EXERCISE - From the entries below, please gather each line containing the string "protection".

╭──

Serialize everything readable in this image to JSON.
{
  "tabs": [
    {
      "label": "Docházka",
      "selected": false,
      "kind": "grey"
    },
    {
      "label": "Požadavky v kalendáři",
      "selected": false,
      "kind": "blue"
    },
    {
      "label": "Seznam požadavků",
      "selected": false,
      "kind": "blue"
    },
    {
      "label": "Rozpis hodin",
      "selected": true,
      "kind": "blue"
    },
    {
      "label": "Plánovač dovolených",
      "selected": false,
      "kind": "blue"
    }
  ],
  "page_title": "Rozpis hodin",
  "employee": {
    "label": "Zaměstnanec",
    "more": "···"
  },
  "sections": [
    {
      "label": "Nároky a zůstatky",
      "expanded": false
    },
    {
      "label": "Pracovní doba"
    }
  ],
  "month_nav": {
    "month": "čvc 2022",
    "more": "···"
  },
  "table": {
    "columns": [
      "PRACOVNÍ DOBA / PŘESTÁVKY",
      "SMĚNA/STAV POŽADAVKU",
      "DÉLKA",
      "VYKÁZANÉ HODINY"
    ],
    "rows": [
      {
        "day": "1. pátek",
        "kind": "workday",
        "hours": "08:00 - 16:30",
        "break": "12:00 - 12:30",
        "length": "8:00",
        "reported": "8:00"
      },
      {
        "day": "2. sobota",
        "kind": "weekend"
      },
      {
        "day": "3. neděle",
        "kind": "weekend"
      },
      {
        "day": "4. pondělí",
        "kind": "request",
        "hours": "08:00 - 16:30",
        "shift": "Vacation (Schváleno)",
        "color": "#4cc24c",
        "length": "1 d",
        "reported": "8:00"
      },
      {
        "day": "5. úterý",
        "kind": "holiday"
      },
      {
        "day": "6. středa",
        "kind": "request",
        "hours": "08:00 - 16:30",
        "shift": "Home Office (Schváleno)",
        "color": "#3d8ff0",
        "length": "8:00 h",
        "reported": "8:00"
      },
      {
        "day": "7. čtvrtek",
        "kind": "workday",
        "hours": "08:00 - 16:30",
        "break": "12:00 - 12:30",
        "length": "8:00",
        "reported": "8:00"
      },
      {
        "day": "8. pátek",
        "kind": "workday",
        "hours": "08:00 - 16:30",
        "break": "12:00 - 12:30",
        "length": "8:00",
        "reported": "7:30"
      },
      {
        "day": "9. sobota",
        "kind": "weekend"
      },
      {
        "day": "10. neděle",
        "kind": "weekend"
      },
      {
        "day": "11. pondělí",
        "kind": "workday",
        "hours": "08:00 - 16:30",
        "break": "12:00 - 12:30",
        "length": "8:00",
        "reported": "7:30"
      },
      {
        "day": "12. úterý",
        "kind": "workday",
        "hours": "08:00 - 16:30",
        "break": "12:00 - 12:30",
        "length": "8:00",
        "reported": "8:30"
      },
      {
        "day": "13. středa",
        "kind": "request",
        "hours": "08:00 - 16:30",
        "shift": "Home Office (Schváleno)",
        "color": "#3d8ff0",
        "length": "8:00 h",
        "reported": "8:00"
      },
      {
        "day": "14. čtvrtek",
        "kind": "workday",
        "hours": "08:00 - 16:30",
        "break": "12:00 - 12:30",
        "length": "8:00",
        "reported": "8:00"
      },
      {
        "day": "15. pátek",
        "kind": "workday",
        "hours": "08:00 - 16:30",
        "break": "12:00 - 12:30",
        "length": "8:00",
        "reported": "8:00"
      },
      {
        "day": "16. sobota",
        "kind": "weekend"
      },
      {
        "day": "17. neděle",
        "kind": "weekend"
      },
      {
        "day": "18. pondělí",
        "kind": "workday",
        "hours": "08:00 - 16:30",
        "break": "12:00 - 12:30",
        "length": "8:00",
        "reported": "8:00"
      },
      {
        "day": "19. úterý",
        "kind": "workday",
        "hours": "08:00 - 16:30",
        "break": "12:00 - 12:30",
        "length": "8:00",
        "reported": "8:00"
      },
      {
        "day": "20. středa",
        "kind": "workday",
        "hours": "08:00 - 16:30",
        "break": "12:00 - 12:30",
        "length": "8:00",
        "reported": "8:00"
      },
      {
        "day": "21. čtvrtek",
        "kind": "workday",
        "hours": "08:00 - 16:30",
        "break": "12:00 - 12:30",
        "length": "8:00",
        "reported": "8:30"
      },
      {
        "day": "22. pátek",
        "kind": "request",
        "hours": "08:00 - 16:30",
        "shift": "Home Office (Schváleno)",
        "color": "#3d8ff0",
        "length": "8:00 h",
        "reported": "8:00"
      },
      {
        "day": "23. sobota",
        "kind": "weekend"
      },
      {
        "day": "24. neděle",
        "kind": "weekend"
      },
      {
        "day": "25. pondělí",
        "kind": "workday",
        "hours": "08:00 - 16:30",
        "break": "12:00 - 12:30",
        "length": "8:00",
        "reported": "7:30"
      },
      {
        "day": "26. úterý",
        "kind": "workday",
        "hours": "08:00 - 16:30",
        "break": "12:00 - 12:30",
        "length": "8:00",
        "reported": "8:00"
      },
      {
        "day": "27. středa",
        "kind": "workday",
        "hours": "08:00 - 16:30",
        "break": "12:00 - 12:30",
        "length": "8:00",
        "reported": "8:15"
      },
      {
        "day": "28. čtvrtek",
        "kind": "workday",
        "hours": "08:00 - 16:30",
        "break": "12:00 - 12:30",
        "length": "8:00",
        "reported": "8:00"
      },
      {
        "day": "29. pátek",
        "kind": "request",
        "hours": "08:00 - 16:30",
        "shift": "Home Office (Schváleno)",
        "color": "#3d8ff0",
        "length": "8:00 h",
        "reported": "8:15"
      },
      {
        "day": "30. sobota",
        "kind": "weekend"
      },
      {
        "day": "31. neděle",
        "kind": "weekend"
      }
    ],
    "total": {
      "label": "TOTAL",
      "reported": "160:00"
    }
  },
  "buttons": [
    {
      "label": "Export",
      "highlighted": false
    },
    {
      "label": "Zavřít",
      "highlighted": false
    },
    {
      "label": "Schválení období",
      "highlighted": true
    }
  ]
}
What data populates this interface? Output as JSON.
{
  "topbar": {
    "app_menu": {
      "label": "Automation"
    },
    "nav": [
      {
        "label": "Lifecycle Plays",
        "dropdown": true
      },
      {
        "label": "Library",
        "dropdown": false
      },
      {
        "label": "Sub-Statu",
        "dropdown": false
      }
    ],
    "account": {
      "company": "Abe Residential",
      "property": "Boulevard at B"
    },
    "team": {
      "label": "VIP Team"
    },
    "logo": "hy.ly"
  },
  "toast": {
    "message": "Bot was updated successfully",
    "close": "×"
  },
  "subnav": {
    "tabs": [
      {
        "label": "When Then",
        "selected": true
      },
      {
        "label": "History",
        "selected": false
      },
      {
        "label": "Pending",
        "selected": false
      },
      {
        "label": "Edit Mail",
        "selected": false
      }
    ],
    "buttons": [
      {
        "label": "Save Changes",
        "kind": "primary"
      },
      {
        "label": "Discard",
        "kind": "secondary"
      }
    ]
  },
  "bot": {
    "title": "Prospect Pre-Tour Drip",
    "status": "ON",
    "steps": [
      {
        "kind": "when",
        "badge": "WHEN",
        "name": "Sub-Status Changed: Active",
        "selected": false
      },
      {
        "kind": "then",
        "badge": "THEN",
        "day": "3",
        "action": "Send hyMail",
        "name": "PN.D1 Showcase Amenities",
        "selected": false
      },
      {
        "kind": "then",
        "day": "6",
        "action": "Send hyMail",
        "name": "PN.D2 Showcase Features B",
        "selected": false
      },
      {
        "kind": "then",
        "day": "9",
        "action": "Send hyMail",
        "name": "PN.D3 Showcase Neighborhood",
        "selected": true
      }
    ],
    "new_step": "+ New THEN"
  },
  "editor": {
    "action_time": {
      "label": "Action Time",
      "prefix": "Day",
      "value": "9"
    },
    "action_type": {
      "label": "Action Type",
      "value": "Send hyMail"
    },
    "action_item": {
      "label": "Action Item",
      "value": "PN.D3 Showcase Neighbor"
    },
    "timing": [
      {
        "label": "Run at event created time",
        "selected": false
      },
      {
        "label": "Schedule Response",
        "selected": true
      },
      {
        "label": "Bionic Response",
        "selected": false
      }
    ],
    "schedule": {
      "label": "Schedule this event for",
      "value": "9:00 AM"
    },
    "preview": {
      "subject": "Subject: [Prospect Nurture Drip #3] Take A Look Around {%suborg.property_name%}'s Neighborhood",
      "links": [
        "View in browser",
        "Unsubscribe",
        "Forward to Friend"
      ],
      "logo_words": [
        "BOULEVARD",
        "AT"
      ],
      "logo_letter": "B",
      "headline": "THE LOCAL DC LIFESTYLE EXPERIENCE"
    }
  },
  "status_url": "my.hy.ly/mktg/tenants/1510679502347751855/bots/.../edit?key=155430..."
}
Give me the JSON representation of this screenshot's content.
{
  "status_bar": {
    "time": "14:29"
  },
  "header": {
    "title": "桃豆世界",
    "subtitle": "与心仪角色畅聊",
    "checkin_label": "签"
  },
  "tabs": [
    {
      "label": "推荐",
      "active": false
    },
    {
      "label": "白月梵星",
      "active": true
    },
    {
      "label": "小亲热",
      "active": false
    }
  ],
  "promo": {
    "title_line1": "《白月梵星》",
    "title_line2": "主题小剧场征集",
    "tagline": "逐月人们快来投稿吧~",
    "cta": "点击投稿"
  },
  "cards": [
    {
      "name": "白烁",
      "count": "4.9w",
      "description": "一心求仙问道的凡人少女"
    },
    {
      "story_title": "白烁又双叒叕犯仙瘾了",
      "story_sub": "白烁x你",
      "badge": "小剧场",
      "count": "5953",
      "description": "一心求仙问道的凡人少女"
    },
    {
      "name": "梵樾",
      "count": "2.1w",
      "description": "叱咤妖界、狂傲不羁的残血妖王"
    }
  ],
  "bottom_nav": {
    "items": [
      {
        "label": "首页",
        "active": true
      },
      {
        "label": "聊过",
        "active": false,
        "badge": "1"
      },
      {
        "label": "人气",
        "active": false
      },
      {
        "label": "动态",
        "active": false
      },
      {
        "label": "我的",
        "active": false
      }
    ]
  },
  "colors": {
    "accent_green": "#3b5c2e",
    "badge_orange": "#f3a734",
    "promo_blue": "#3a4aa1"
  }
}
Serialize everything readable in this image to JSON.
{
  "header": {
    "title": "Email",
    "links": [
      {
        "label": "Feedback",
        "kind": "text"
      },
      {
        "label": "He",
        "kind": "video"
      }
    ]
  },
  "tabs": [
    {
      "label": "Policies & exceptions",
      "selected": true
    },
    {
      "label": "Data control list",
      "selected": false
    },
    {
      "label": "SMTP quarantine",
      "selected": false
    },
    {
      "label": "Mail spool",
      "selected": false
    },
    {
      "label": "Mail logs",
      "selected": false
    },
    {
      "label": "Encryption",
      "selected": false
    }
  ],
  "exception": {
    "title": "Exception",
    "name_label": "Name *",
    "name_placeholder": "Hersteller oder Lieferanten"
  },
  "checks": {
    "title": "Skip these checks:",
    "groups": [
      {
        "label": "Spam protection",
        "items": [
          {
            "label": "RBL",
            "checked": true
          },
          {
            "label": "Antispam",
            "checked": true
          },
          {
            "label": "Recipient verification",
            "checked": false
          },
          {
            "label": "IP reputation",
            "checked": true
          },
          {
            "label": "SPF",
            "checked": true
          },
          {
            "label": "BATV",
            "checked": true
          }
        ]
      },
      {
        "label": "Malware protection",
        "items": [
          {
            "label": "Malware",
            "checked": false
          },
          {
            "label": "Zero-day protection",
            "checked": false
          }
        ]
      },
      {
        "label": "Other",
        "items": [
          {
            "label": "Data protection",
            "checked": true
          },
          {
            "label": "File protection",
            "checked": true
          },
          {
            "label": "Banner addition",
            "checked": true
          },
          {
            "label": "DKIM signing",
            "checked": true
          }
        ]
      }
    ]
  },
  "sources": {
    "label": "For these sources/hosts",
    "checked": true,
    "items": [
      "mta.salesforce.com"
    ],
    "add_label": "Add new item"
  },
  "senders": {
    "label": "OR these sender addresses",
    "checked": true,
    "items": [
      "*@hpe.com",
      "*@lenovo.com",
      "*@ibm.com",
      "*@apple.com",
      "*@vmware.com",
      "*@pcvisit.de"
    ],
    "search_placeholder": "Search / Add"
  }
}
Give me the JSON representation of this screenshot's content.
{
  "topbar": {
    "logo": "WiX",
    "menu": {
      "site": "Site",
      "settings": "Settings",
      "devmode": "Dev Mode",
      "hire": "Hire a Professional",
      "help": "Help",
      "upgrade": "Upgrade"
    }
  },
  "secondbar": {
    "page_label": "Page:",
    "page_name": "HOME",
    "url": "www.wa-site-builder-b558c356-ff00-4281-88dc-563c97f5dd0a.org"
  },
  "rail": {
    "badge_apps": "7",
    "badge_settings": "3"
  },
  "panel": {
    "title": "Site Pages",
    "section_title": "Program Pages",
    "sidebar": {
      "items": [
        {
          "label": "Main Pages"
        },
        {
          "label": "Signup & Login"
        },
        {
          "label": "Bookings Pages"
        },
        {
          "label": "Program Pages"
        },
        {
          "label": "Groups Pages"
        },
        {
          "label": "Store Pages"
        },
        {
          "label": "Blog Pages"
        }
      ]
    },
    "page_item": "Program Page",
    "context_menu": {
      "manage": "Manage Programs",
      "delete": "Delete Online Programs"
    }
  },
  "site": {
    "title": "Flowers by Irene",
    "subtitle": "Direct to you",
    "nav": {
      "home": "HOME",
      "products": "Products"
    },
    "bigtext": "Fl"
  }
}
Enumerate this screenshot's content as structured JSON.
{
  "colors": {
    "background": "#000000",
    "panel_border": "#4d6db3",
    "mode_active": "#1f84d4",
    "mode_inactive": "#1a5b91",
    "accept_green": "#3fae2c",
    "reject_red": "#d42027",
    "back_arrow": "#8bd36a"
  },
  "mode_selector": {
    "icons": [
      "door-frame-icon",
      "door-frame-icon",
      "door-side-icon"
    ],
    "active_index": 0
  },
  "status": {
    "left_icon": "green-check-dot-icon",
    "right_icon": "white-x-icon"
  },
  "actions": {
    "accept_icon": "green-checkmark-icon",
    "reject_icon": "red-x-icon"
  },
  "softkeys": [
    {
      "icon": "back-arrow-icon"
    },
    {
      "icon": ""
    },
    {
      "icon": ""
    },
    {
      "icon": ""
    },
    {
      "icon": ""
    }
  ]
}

╰──

EXPECTED OUTPUT -
        "label": "Spam protection",
        "label": "Malware protection",
            "label": "Zero-day protection",
            "label": "Data protection",
            "label": "File protection",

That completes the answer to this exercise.